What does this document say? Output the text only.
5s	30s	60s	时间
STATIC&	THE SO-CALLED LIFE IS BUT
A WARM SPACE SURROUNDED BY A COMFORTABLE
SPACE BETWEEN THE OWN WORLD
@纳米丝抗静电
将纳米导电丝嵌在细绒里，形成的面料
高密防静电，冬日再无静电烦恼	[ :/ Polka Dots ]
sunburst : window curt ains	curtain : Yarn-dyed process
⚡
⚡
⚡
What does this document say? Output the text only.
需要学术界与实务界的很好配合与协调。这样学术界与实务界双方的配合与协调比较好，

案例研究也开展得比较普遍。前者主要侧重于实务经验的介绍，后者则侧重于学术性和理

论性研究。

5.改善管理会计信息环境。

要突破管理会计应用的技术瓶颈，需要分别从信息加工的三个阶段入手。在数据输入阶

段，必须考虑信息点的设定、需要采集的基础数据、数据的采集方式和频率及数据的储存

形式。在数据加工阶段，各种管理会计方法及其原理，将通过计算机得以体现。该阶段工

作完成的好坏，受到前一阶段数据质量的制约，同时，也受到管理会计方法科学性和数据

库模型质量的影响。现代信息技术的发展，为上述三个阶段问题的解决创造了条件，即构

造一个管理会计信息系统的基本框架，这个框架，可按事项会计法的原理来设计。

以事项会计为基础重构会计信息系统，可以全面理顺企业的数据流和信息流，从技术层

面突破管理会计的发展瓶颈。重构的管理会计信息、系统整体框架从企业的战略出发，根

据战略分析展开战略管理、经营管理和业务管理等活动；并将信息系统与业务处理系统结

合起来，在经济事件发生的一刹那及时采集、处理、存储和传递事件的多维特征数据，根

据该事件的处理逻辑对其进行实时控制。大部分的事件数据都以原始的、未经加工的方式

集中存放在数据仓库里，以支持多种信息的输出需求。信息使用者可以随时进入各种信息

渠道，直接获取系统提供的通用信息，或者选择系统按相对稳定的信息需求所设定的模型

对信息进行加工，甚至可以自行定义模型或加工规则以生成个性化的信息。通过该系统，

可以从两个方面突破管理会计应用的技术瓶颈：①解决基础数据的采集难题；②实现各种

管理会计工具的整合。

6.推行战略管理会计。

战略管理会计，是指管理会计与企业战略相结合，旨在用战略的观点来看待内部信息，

----

- [Directions]: What do the records say? Quote them all exactly.

- [Written response]:
What does this document say? Output the text only.
5s	30s	60s	时间
STATIC&	THE SO-CALLED LIFE IS BUT
A WARM SPACE SURROUNDED BY A COMFORTABLE
SPACE BETWEEN THE OWN WORLD
@纳米丝抗静电
将纳米导电丝嵌在细绒里，形成的面料
高密防静电，冬日再无静电烦恼	[ :/ Polka Dots ]
sunburst : window curt ains	curtain : Yarn-dyed process
⚡
⚡
⚡
What does this document say? Output the text only.
需要学术界与实务界的很好配合与协调。这样学术界与实务界双方的配合与协调比较好，

案例研究也开展得比较普遍。前者主要侧重于实务经验的介绍，后者则侧重于学术性和理

论性研究。

5.改善管理会计信息环境。

要突破管理会计应用的技术瓶颈，需要分别从信息加工的三个阶段入手。在数据输入阶

段，必须考虑信息点的设定、需要采集的基础数据、数据的采集方式和频率及数据的储存

形式。在数据加工阶段，各种管理会计方法及其原理，将通过计算机得以体现。该阶段工

作完成的好坏，受到前一阶段数据质量的制约，同时，也受到管理会计方法科学性和数据

库模型质量的影响。现代信息技术的发展，为上述三个阶段问题的解决创造了条件，即构

造一个管理会计信息系统的基本框架，这个框架，可按事项会计法的原理来设计。

以事项会计为基础重构会计信息系统，可以全面理顺企业的数据流和信息流，从技术层

面突破管理会计的发展瓶颈。重构的管理会计信息、系统整体框架从企业的战略出发，根

据战略分析展开战略管理、经营管理和业务管理等活动；并将信息系统与业务处理系统结

合起来，在经济事件发生的一刹那及时采集、处理、存储和传递事件的多维特征数据，根

据该事件的处理逻辑对其进行实时控制。大部分的事件数据都以原始的、未经加工的方式

集中存放在数据仓库里，以支持多种信息的输出需求。信息使用者可以随时进入各种信息

渠道，直接获取系统提供的通用信息，或者选择系统按相对稳定的信息需求所设定的模型

对信息进行加工，甚至可以自行定义模型或加工规则以生成个性化的信息。通过该系统，

可以从两个方面突破管理会计应用的技术瓶颈：①解决基础数据的采集难题；②实现各种

管理会计工具的整合。

6.推行战略管理会计。

战略管理会计，是指管理会计与企业战略相结合，旨在用战略的观点来看待内部信息，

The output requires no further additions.